- **Brief**
Copy out each line exactly as it appears.
#### Input for this task
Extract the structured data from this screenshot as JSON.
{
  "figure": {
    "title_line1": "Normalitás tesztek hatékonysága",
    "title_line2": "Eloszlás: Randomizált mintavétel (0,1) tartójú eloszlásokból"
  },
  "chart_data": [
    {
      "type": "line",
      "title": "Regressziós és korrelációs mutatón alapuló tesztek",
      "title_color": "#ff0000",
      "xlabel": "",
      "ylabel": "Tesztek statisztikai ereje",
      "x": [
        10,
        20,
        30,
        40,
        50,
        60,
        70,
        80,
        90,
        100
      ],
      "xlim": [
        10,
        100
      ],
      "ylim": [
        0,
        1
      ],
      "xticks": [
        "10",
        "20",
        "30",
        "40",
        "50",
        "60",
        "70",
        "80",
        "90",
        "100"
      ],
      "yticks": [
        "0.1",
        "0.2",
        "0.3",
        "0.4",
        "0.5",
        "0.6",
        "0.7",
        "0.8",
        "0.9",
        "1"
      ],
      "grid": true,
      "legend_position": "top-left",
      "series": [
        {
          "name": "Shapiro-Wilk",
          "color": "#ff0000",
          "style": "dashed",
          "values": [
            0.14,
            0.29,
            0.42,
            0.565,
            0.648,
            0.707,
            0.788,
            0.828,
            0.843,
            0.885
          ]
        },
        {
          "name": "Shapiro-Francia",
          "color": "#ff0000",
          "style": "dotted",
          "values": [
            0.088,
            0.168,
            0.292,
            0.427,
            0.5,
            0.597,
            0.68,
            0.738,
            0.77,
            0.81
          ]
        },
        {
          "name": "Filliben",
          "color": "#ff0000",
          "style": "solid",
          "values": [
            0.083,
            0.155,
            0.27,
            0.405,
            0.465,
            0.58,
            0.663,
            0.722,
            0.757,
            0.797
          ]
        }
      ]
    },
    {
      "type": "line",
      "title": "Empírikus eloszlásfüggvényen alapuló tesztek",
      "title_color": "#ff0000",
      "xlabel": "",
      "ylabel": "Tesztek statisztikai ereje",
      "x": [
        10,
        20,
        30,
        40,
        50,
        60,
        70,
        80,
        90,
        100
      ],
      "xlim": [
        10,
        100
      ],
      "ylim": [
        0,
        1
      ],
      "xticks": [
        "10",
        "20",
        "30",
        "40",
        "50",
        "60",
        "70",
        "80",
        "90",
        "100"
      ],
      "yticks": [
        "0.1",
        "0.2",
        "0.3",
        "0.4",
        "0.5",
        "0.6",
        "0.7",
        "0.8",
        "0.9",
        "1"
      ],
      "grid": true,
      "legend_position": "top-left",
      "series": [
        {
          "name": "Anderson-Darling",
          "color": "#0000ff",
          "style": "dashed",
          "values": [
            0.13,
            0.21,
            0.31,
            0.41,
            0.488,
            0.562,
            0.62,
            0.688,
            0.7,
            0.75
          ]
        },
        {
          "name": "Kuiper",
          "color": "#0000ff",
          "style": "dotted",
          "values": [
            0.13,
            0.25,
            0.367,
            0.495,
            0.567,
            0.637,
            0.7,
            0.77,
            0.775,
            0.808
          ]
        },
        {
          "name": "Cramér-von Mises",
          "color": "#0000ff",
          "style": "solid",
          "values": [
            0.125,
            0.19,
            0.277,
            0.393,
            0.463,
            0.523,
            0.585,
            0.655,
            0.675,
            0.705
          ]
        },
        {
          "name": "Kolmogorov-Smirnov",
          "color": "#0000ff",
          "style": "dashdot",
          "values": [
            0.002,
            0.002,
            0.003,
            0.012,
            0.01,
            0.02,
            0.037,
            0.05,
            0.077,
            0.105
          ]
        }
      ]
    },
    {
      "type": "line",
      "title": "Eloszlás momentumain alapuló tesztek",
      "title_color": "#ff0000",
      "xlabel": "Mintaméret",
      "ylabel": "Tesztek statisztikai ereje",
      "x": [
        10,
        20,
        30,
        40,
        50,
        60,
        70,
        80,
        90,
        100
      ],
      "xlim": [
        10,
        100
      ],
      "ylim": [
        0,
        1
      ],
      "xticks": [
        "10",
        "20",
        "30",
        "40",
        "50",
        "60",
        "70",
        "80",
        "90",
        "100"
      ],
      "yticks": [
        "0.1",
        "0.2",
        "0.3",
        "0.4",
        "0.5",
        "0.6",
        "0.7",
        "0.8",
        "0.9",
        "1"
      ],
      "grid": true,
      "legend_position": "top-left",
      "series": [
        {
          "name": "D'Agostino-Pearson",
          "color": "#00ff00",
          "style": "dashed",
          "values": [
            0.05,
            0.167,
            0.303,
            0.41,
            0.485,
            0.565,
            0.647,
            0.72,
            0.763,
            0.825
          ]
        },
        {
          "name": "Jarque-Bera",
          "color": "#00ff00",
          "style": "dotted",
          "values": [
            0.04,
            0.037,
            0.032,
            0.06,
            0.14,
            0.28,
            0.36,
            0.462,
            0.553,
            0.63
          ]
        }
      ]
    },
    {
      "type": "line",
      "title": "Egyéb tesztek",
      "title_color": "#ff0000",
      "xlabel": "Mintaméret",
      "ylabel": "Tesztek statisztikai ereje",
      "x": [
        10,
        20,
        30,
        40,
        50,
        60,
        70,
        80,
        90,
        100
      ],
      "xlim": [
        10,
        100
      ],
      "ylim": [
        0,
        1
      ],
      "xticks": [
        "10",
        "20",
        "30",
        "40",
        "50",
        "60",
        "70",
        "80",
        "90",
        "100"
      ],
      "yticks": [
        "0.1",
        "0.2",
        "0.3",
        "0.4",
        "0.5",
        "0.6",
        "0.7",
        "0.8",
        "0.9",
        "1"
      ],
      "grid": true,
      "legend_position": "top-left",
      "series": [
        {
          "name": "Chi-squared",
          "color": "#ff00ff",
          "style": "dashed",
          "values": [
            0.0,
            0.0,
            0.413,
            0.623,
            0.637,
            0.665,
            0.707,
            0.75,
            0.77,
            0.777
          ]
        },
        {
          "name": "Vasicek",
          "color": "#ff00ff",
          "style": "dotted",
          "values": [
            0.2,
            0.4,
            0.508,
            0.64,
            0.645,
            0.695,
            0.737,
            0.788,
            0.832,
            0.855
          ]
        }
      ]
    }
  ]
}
########
- **Task output**
Extract the structured data from this screenshot as JSON.
{
  "figure": {
    "title_line1": "Normalitás tesztek hatékonysága",
    "title_line2": "Eloszlás: Randomizált mintavétel (0,1) tartójú eloszlásokból"
  },
  "chart_data": [
    {
      "type": "line",
      "title": "Regressziós és korrelációs mutatón alapuló tesztek",
      "title_color": "#ff0000",
      "xlabel": "",
      "ylabel": "Tesztek statisztikai ereje",
      "x": [
        10,
        20,
        30,
        40,
        50,
        60,
        70,
        80,
        90,
        100
      ],
      "xlim": [
        10,
        100
      ],
      "ylim": [
        0,
        1
      ],
      "xticks": [
        "10",
        "20",
        "30",
        "40",
        "50",
        "60",
        "70",
        "80",
        "90",
        "100"
      ],
      "yticks": [
        "0.1",
        "0.2",
        "0.3",
        "0.4",
        "0.5",
        "0.6",
        "0.7",
        "0.8",
        "0.9",
        "1"
      ],
      "grid": true,
      "legend_position": "top-left",
      "series": [
        {
          "name": "Shapiro-Wilk",
          "color": "#ff0000",
          "style": "dashed",
          "values": [
            0.14,
            0.29,
            0.42,
            0.565,
            0.648,
            0.707,
            0.788,
            0.828,
            0.843,
            0.885
          ]
        },
        {
          "name": "Shapiro-Francia",
          "color": "#ff0000",
          "style": "dotted",
          "values": [
            0.088,
            0.168,
            0.292,
            0.427,
            0.5,
            0.597,
            0.68,
            0.738,
            0.77,
            0.81
          ]
        },
        {
          "name": "Filliben",
          "color": "#ff0000",
          "style": "solid",
          "values": [
            0.083,
            0.155,
            0.27,
            0.405,
            0.465,
            0.58,
            0.663,
            0.722,
            0.757,
            0.797
          ]
        }
      ]
    },
    {
      "type": "line",
      "title": "Empírikus eloszlásfüggvényen alapuló tesztek",
      "title_color": "#ff0000",
      "xlabel": "",
      "ylabel": "Tesztek statisztikai ereje",
      "x": [
        10,
        20,
        30,
        40,
        50,
        60,
        70,
        80,
        90,
        100
      ],
      "xlim": [
        10,
        100
      ],
      "ylim": [
        0,
        1
      ],
      "xticks": [
        "10",
        "20",
        "30",
        "40",
        "50",
        "60",
        "70",
        "80",
        "90",
        "100"
      ],
      "yticks": [
        "0.1",
        "0.2",
        "0.3",
        "0.4",
        "0.5",
        "0.6",
        "0.7",
        "0.8",
        "0.9",
        "1"
      ],
      "grid": true,
      "legend_position": "top-left",
      "series": [
        {
          "name": "Anderson-Darling",
          "color": "#0000ff",
          "style": "dashed",
          "values": [
            0.13,
            0.21,
            0.31,
            0.41,
            0.488,
            0.562,
            0.62,
            0.688,
            0.7,
            0.75
          ]
        },
        {
          "name": "Kuiper",
          "color": "#0000ff",
          "style": "dotted",
          "values": [
            0.13,
            0.25,
            0.367,
            0.495,
            0.567,
            0.637,
            0.7,
            0.77,
            0.775,
            0.808
          ]
        },
        {
          "name": "Cramér-von Mises",
          "color": "#0000ff",
          "style": "solid",
          "values": [
            0.125,
            0.19,
            0.277,
            0.393,
            0.463,
            0.523,
            0.585,
            0.655,
            0.675,
            0.705
          ]
        },
        {
          "name": "Kolmogorov-Smirnov",
          "color": "#0000ff",
          "style": "dashdot",
          "values": [
            0.002,
            0.002,
            0.003,
            0.012,
            0.01,
            0.02,
            0.037,
            0.05,
            0.077,
            0.105
          ]
        }
      ]
    },
    {
      "type": "line",
      "title": "Eloszlás momentumain alapuló tesztek",
      "title_color": "#ff0000",
      "xlabel": "Mintaméret",
      "ylabel": "Tesztek statisztikai ereje",
      "x": [
        10,
        20,
        30,
        40,
        50,
        60,
        70,
        80,
        90,
        100
      ],
      "xlim": [
        10,
        100
      ],
      "ylim": [
        0,
        1
      ],
      "xticks": [
        "10",
        "20",
        "30",
        "40",
        "50",
        "60",
        "70",
        "80",
        "90",
        "100"
      ],
      "yticks": [
        "0.1",
        "0.2",
        "0.3",
        "0.4",
        "0.5",
        "0.6",
        "0.7",
        "0.8",
        "0.9",
        "1"
      ],
      "grid": true,
      "legend_position": "top-left",
      "series": [
        {
          "name": "D'Agostino-Pearson",
          "color": "#00ff00",
          "style": "dashed",
          "values": [
            0.05,
            0.167,
            0.303,
            0.41,
            0.485,
            0.565,
            0.647,
            0.72,
            0.763,
            0.825
          ]
        },
        {
          "name": "Jarque-Bera",
          "color": "#00ff00",
          "style": "dotted",
          "values": [
            0.04,
            0.037,
            0.032,
            0.06,
            0.14,
            0.28,
            0.36,
            0.462,
            0.553,
            0.63
          ]
        }
      ]
    },
    {
      "type": "line",
      "title": "Egyéb tesztek",
      "title_color": "#ff0000",
      "xlabel": "Mintaméret",
      "ylabel": "Tesztek statisztikai ereje",
      "x": [
        10,
        20,
        30,
        40,
        50,
        60,
        70,
        80,
        90,
        100
      ],
      "xlim": [
        10,
        100
      ],
      "ylim": [
        0,
        1
      ],
      "xticks": [
        "10",
        "20",
        "30",
        "40",
        "50",
        "60",
        "70",
        "80",
        "90",
        "100"
      ],
      "yticks": [
        "0.1",
        "0.2",
        "0.3",
        "0.4",
        "0.5",
        "0.6",
        "0.7",
        "0.8",
        "0.9",
        "1"
      ],
      "grid": true,
      "legend_position": "top-left",
      "series": [
        {
          "name": "Chi-squared",
          "color": "#ff00ff",
          "style": "dashed",
          "values": [
            0.0,
            0.0,
            0.413,
            0.623,
            0.637,
            0.665,
            0.707,
            0.75,
            0.77,
            0.777
          ]
        },
        {
          "name": "Vasicek",
          "color": "#ff00ff",
          "style": "dotted",
          "values": [
            0.2,
            0.4,
            0.508,
            0.64,
            0.645,
            0.695,
            0.737,
            0.788,
            0.832,
            0.855
          ]
        }
      ]
    }
  ]
}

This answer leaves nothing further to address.